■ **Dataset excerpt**
☆ ☆ ☆

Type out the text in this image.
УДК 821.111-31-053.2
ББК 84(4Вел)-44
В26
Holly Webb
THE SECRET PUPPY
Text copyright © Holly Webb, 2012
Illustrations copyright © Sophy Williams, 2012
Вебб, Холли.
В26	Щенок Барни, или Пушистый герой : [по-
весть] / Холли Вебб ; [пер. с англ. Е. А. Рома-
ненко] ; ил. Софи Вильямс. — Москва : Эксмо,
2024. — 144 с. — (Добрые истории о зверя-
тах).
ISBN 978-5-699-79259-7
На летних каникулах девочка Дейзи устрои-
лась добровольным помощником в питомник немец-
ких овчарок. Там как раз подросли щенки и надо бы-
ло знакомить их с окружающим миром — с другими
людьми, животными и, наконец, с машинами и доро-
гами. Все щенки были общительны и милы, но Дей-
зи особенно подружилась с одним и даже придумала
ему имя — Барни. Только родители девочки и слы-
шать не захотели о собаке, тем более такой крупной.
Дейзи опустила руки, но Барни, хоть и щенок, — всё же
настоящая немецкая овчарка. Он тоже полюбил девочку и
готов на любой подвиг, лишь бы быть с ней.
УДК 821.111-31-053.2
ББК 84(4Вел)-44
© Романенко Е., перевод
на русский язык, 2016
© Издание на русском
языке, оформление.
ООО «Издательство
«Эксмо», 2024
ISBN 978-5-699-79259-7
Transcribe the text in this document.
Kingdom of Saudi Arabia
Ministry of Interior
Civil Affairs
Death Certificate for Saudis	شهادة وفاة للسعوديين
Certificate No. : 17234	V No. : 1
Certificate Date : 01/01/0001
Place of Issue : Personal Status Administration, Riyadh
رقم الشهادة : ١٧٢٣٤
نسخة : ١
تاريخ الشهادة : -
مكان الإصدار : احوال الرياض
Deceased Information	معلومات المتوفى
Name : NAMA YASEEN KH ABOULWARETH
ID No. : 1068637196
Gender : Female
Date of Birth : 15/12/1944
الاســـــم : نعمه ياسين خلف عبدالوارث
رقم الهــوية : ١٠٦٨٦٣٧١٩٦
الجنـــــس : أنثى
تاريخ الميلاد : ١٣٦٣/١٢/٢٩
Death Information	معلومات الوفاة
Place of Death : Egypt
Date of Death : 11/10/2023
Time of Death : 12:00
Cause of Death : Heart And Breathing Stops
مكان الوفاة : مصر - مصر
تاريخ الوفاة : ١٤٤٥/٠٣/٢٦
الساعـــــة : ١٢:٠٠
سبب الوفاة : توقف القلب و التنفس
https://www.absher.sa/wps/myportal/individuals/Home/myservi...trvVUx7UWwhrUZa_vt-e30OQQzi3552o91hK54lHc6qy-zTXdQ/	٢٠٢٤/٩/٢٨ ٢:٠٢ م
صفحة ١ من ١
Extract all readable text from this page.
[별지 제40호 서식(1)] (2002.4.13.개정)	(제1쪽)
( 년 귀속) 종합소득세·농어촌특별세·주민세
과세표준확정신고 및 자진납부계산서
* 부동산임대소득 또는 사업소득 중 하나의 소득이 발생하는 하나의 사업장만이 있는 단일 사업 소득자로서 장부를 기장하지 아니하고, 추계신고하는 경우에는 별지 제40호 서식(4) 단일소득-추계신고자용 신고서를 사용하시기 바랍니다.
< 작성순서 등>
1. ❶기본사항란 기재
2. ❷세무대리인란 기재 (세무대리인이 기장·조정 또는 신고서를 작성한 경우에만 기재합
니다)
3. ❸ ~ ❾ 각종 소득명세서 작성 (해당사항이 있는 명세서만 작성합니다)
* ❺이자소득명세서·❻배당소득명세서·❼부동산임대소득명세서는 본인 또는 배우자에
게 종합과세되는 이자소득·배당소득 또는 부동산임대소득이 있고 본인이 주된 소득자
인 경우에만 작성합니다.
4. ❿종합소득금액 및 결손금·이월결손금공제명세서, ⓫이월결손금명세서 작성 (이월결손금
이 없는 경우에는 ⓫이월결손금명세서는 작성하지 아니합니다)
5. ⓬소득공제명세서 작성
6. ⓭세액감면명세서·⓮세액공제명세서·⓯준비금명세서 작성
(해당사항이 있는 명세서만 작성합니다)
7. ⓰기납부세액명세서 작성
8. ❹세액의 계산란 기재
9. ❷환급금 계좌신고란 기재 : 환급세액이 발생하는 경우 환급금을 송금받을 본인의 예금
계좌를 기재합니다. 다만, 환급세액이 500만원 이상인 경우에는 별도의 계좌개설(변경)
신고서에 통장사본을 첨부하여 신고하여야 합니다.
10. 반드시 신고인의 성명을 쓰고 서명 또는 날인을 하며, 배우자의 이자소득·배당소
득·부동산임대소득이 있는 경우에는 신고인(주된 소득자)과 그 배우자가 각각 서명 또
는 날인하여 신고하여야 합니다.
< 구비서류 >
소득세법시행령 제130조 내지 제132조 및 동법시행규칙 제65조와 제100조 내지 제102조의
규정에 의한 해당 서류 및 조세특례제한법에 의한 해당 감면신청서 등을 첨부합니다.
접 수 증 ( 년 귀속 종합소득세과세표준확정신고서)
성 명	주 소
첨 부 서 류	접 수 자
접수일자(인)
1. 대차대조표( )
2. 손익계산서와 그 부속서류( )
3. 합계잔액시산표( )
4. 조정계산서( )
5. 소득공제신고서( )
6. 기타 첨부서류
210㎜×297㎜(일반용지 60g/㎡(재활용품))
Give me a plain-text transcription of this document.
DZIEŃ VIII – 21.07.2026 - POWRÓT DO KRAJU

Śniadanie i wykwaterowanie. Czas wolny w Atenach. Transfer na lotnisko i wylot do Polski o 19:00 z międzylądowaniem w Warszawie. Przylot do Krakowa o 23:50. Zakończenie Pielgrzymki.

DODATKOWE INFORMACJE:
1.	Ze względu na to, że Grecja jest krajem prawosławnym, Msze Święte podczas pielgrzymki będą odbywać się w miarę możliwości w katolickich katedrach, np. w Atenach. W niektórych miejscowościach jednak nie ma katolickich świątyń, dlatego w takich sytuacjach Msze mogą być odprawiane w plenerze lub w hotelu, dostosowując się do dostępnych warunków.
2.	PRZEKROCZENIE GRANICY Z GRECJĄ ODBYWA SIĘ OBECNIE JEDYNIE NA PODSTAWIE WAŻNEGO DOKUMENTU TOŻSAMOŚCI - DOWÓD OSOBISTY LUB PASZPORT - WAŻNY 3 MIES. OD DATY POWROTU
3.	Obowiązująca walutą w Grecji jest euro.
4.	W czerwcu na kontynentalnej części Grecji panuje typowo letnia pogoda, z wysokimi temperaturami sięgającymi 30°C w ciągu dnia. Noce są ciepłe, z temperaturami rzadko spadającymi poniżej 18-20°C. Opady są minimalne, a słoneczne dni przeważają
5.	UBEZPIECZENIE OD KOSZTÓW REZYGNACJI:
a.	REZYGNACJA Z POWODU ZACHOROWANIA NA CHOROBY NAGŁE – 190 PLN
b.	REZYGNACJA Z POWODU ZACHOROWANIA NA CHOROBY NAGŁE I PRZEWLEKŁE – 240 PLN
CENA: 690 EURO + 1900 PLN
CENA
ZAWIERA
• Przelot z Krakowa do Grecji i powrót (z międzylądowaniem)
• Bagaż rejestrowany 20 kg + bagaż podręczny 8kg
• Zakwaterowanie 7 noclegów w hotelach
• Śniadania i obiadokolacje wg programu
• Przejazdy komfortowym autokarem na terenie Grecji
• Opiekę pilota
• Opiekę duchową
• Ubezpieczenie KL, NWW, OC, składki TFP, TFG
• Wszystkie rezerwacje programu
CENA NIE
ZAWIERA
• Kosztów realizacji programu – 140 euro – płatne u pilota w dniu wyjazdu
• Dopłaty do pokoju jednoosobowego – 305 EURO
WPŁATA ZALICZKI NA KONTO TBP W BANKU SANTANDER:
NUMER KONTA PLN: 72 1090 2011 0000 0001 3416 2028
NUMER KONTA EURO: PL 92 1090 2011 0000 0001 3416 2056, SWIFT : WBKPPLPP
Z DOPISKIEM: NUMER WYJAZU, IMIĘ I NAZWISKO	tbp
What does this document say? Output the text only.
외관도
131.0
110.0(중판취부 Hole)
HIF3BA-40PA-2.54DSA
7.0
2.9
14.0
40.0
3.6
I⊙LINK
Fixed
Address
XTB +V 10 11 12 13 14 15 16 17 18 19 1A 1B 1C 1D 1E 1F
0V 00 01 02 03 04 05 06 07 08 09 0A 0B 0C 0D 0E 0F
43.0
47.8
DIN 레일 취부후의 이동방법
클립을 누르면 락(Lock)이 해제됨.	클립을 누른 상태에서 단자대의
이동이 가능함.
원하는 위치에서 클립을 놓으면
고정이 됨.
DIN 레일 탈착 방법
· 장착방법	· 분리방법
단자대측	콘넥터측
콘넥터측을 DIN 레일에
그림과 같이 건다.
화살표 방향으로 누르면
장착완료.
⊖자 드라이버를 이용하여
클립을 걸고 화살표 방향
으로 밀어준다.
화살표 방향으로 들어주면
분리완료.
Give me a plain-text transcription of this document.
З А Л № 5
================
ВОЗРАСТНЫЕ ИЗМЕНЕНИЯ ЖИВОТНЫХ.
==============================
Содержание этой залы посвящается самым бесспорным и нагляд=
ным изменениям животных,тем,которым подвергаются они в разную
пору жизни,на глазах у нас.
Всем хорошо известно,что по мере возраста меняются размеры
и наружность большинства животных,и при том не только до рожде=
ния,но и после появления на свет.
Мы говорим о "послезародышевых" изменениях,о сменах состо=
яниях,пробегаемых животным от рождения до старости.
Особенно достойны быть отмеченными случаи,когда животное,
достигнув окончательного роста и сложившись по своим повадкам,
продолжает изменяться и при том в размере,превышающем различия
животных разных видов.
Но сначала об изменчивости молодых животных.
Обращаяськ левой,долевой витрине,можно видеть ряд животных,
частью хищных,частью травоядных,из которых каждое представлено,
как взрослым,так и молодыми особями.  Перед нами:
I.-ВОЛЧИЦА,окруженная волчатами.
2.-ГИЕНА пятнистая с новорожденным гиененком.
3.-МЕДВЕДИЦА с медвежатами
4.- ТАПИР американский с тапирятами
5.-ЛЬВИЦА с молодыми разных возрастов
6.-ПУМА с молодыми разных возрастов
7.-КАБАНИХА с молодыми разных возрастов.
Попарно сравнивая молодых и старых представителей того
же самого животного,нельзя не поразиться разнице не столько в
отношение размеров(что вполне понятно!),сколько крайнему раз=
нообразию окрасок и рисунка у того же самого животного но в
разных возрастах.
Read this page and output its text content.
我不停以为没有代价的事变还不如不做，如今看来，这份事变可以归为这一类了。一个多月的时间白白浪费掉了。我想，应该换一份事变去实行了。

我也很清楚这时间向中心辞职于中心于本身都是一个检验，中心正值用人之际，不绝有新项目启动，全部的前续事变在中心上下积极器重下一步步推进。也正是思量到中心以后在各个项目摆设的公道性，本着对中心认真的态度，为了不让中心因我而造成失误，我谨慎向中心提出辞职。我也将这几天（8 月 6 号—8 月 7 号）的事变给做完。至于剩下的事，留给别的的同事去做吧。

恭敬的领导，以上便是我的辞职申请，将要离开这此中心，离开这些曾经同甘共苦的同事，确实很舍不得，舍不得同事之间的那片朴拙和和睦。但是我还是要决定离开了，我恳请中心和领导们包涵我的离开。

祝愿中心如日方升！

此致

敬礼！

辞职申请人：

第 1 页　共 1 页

☆ ☆ ☆

■ **Objective**
Set down exactly what runs from the line with "Read this page and output its text content." to the last line of the data above, including both of those lines and no others.

■ **Exercise output**
Read this page and output its text content.
我不停以为没有代价的事变还不如不做，如今看来，这份事变可以归为这一类了。一个多月的时间白白浪费掉了。我想，应该换一份事变去实行了。

我也很清楚这时间向中心辞职于中心于本身都是一个检验，中心正值用人之际，不绝有新项目启动，全部的前续事变在中心上下积极器重下一步步推进。也正是思量到中心以后在各个项目摆设的公道性，本着对中心认真的态度，为了不让中心因我而造成失误，我谨慎向中心提出辞职。我也将这几天（8 月 6 号—8 月 7 号）的事变给做完。至于剩下的事，留给别的的同事去做吧。

恭敬的领导，以上便是我的辞职申请，将要离开这此中心，离开这些曾经同甘共苦的同事，确实很舍不得，舍不得同事之间的那片朴拙和和睦。但是我还是要决定离开了，我恳请中心和领导们包涵我的离开。

祝愿中心如日方升！

此致

敬礼！

辞职申请人：

第 1 页　共 1 页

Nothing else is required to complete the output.